◆ ИЗБРАННЫЙ ФРАГМЕНТ ◆
▼▼▼
Как немного, в сущности, нужно живому сердцу. И это едва заметное, малое всегда рядом с нами, надо только заметить его и откликнуться на него. «День рождения» и есть такой на удивление правдивый и внятный отклик.

Еще один рассказ, «Тая и Рая». Две крестьянки, у каждой корова – кормилица и опора жизни. У старой Таи – добрая, смирная Дочка, у Раи – злющая Чайка, однажды едва не затоптавшая старую Таю насмерть. Так случилось, что Рая лишилась своей разбойной буренки (пьяный муж за бутылку продал). И вот автор видит в окошко словно самой жизнью поставленную сцену.

Бредет по деревенской улице осиротевшая Рая, а навстречу ей – Тая (женщины не встречались с того злосчастного дня, когда дурная Раина Чайка швырнула Таю на землю и топтала, пока не подоспела помощь). Заметив убитую горем Раю, Тая бросается к ней и… «Какое горе, какое горе! – громко, на всю деревню причитала Тая, и плакала, и обнимала ту, из-за которой едва не погибла».

Это зрелище, этот скорбный рефрен заставляют автора вспомнить античную драму с ее хорами всепонимающих плакальщиц. И прежде всего «Антигону», героине которой мир обязан словами, «благодаря которым жизнь возможна, любая жизнь: „Я рождена любить, не ненавидеть“».

Эти слова, может быть, лучший эпиграф к книге, которую вам предстоит прочитать. Написавший ее человек многое знает. Знает, какая тьма, какой ад существуют в мире, лежащем во зле. Но и другое он знает: выход возможен. Можно пробить стену горя и обнаружить просвет. И в тоскливых февральских сумерках, заполонивших пустую коммунальную кухню, можно услышать голос с небес. Из Царства, которое не от мира сего, но благодаря которому только и можно жить, оставаться живым.

«Жалеть божественно, – пел голос. – Жалеть и жить – почти одно и то же. Когда-нибудь ты пожалеешь даже хозяйку карантина, мешавшую тебе дышать <…>. Но жалость не единственная правда из тех, которые идут к тебе сейчас. Ты будешь узнавать их незаметно, не сразу, то там, то здесь – в задумавшихся глазах чужого человека, в горячем солнечном пятне на потускневшей от старости березе, в домашней дудочке кукушки после жестокого, бессмысленного спора, в небесном шорохе дождя».

И так же органично, так же легко, как этот дождик, перетекает, возвращается в стихи по-настоящему, по самой своей природе поэтичная проза Любови Боровиковой:

 
Летний дождик ходит-бродит,
шелестит едва-едва
и на память мне наводит
чьи-то давние слова.
 
 
Только чьи они, откуда,
кто так просто их сказал?
Невзначай набрел на чудо
и по имени назвал.
 
 
Кто расслышал в каплях с неба
детством веющую весть
и пошел за нею следом,
а далёко ли – Бог весть?
 
 
Летний дождик ходит-бродит,
ворожит и бережёт.
Недоверчивых обходит,
прочим радость раздает.
▲▲▲
◆ ПИСЬМЕННОЕ ЗАДАНИЕ A ◆
Перепишите без изменений строки листинга с самой первой по строку, содержащую «colorbar-segment [289,642,332,662]», включая обе границы.

◆ ИЗВЛЕЧЁННЫЕ ДАННЫЕ ◆
▼▼▼
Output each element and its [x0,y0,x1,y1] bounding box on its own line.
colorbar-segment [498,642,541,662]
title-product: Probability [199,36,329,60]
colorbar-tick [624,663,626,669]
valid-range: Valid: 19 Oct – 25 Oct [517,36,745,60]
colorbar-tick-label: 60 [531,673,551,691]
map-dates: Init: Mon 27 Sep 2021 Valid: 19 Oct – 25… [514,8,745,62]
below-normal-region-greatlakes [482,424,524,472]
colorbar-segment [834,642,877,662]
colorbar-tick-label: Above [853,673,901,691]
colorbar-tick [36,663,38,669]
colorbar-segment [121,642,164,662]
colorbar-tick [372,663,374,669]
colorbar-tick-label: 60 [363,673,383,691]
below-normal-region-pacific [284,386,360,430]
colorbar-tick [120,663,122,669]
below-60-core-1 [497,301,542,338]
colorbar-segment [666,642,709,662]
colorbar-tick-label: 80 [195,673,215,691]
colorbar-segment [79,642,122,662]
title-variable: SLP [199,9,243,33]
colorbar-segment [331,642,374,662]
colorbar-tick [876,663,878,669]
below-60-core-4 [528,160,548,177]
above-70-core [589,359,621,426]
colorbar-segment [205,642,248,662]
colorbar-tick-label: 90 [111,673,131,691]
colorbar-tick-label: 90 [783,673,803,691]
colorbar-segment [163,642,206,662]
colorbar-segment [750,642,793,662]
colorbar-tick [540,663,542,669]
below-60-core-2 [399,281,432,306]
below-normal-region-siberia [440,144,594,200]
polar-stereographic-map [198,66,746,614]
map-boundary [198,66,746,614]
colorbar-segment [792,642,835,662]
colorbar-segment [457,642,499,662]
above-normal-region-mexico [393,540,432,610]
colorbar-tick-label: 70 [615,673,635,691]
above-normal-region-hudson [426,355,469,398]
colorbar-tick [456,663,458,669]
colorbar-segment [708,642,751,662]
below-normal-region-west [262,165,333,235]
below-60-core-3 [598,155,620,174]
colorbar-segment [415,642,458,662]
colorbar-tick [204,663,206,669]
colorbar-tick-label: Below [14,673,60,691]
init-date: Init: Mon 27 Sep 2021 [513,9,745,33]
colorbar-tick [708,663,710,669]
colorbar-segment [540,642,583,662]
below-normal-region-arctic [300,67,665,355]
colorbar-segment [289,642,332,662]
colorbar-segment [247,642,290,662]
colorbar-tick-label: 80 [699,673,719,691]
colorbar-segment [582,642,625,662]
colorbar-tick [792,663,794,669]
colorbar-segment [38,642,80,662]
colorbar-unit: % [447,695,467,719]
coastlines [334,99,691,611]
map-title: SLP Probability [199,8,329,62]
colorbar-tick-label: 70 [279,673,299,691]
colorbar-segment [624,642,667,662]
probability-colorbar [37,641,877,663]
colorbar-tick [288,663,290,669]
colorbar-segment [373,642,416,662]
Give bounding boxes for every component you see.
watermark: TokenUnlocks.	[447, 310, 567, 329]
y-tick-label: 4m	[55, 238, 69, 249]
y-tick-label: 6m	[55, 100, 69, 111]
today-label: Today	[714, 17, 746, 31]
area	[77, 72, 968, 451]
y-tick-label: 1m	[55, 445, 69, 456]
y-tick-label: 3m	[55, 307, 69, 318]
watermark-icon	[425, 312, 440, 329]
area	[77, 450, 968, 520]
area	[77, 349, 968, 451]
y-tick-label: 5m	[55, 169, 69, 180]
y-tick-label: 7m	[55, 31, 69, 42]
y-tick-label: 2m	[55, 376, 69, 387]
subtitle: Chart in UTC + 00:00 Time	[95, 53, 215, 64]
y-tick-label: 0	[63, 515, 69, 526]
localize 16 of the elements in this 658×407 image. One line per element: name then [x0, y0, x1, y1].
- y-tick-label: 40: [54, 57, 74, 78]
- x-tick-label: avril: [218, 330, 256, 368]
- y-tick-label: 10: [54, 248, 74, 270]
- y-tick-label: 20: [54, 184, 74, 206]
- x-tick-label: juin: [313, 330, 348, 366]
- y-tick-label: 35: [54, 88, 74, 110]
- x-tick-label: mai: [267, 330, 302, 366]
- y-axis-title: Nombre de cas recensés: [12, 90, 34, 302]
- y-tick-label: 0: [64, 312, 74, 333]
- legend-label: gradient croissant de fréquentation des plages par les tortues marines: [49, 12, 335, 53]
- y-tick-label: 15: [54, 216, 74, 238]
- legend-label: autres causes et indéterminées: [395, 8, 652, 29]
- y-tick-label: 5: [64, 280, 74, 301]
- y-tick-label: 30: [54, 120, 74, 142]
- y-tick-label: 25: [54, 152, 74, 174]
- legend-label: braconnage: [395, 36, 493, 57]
▲▲▲
◆ ПИСЬМЕННОЕ ЗАДАНИЕ B ◆
Что, согласно избранному фрагменту, пьяный муж Раи сделал с ее коровой?

◆ ОТВЕТ НА ЗАДАНИЕ A ◆
Output each element and its [x0,y0,x1,y1] bounding box on its own line.
colorbar-segment [498,642,541,662]
title-product: Probability [199,36,329,60]
colorbar-tick [624,663,626,669]
valid-range: Valid: 19 Oct – 25 Oct [517,36,745,60]
colorbar-tick-label: 60 [531,673,551,691]
map-dates: Init: Mon 27 Sep 2021 Valid: 19 Oct – 25… [514,8,745,62]
below-normal-region-greatlakes [482,424,524,472]
colorbar-segment [834,642,877,662]
colorbar-tick-label: Above [853,673,901,691]
colorbar-tick [36,663,38,669]
colorbar-segment [121,642,164,662]
colorbar-tick [372,663,374,669]
colorbar-tick-label: 60 [363,673,383,691]
below-normal-region-pacific [284,386,360,430]
colorbar-tick [120,663,122,669]
below-60-core-1 [497,301,542,338]
colorbar-segment [666,642,709,662]
colorbar-tick-label: 80 [195,673,215,691]
colorbar-segment [79,642,122,662]
title-variable: SLP [199,9,243,33]
colorbar-segment [331,642,374,662]
colorbar-tick [876,663,878,669]
below-60-core-4 [528,160,548,177]
above-70-core [589,359,621,426]
colorbar-segment [205,642,248,662]
colorbar-tick-label: 90 [111,673,131,691]
colorbar-tick-label: 90 [783,673,803,691]
colorbar-segment [163,642,206,662]
colorbar-segment [750,642,793,662]
colorbar-tick [540,663,542,669]
below-60-core-2 [399,281,432,306]
below-normal-region-siberia [440,144,594,200]
polar-stereographic-map [198,66,746,614]
map-boundary [198,66,746,614]
colorbar-segment [792,642,835,662]
colorbar-segment [457,642,499,662]
above-normal-region-mexico [393,540,432,610]
colorbar-tick-label: 70 [615,673,635,691]
above-normal-region-hudson [426,355,469,398]
colorbar-tick [456,663,458,669]
colorbar-segment [708,642,751,662]
below-normal-region-west [262,165,333,235]
below-60-core-3 [598,155,620,174]
colorbar-segment [415,642,458,662]
colorbar-tick [204,663,206,669]
colorbar-tick-label: Below [14,673,60,691]
init-date: Init: Mon 27 Sep 2021 [513,9,745,33]
colorbar-tick [708,663,710,669]
colorbar-segment [540,642,583,662]
below-normal-region-arctic [300,67,665,355]
colorbar-segment [289,642,332,662]

◆ ОТВЕТ НА ЗАДАНИЕ B ◆
Продал ее за бутылку.